Dataset records ::
-.-.-

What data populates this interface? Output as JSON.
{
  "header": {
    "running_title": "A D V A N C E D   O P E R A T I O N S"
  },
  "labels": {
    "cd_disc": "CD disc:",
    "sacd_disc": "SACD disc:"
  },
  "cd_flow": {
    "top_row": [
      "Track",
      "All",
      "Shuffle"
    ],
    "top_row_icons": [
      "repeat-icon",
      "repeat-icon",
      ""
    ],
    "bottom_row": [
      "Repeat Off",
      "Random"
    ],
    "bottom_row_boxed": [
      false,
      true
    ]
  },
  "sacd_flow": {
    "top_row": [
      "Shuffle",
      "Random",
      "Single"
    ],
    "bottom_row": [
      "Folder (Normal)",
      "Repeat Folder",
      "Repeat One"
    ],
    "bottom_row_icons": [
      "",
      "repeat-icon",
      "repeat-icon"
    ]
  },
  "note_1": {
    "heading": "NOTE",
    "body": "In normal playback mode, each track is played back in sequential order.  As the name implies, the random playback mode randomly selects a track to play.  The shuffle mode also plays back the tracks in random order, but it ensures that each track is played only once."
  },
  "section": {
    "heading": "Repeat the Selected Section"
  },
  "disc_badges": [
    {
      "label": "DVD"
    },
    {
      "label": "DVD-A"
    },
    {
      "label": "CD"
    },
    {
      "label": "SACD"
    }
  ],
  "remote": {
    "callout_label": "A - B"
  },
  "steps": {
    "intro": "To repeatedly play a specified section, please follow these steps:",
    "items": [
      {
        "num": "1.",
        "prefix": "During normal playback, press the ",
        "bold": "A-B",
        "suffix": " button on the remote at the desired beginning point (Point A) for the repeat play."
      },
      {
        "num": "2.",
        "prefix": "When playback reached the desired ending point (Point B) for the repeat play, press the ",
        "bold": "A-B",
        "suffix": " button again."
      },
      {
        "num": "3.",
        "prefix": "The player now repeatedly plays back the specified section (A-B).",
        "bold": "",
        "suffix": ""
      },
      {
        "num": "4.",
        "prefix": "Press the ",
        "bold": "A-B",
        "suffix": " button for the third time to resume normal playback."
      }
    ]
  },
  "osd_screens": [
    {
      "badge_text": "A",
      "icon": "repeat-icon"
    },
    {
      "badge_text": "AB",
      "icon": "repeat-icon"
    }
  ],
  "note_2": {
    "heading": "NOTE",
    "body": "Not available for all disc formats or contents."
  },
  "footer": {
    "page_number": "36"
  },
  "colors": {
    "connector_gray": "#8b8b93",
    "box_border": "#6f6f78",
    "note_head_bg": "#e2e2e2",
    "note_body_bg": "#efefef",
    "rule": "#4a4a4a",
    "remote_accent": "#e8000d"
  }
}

-.-.-

Instructions for the task ::
Copy out all of the records above with nothing altered.

Result of the exercise ::
What data populates this interface? Output as JSON.
{
  "header": {
    "running_title": "A D V A N C E D   O P E R A T I O N S"
  },
  "labels": {
    "cd_disc": "CD disc:",
    "sacd_disc": "SACD disc:"
  },
  "cd_flow": {
    "top_row": [
      "Track",
      "All",
      "Shuffle"
    ],
    "top_row_icons": [
      "repeat-icon",
      "repeat-icon",
      ""
    ],
    "bottom_row": [
      "Repeat Off",
      "Random"
    ],
    "bottom_row_boxed": [
      false,
      true
    ]
  },
  "sacd_flow": {
    "top_row": [
      "Shuffle",
      "Random",
      "Single"
    ],
    "bottom_row": [
      "Folder (Normal)",
      "Repeat Folder",
      "Repeat One"
    ],
    "bottom_row_icons": [
      "",
      "repeat-icon",
      "repeat-icon"
    ]
  },
  "note_1": {
    "heading": "NOTE",
    "body": "In normal playback mode, each track is played back in sequential order.  As the name implies, the random playback mode randomly selects a track to play.  The shuffle mode also plays back the tracks in random order, but it ensures that each track is played only once."
  },
  "section": {
    "heading": "Repeat the Selected Section"
  },
  "disc_badges": [
    {
      "label": "DVD"
    },
    {
      "label": "DVD-A"
    },
    {
      "label": "CD"
    },
    {
      "label": "SACD"
    }
  ],
  "remote": {
    "callout_label": "A - B"
  },
  "steps": {
    "intro": "To repeatedly play a specified section, please follow these steps:",
    "items": [
      {
        "num": "1.",
        "prefix": "During normal playback, press the ",
        "bold": "A-B",
        "suffix": " button on the remote at the desired beginning point (Point A) for the repeat play."
      },
      {
        "num": "2.",
        "prefix": "When playback reached the desired ending point (Point B) for the repeat play, press the ",
        "bold": "A-B",
        "suffix": " button again."
      },
      {
        "num": "3.",
        "prefix": "The player now repeatedly plays back the specified section (A-B).",
        "bold": "",
        "suffix": ""
      },
      {
        "num": "4.",
        "prefix": "Press the ",
        "bold": "A-B",
        "suffix": " button for the third time to resume normal playback."
      }
    ]
  },
  "osd_screens": [
    {
      "badge_text": "A",
      "icon": "repeat-icon"
    },
    {
      "badge_text": "AB",
      "icon": "repeat-icon"
    }
  ],
  "note_2": {
    "heading": "NOTE",
    "body": "Not available for all disc formats or contents."
  },
  "footer": {
    "page_number": "36"
  },
  "colors": {
    "connector_gray": "#8b8b93",
    "box_border": "#6f6f78",
    "note_head_bg": "#e2e2e2",
    "note_body_bg": "#efefef",
    "rule": "#4a4a4a",
    "remote_accent": "#e8000d"
  }
}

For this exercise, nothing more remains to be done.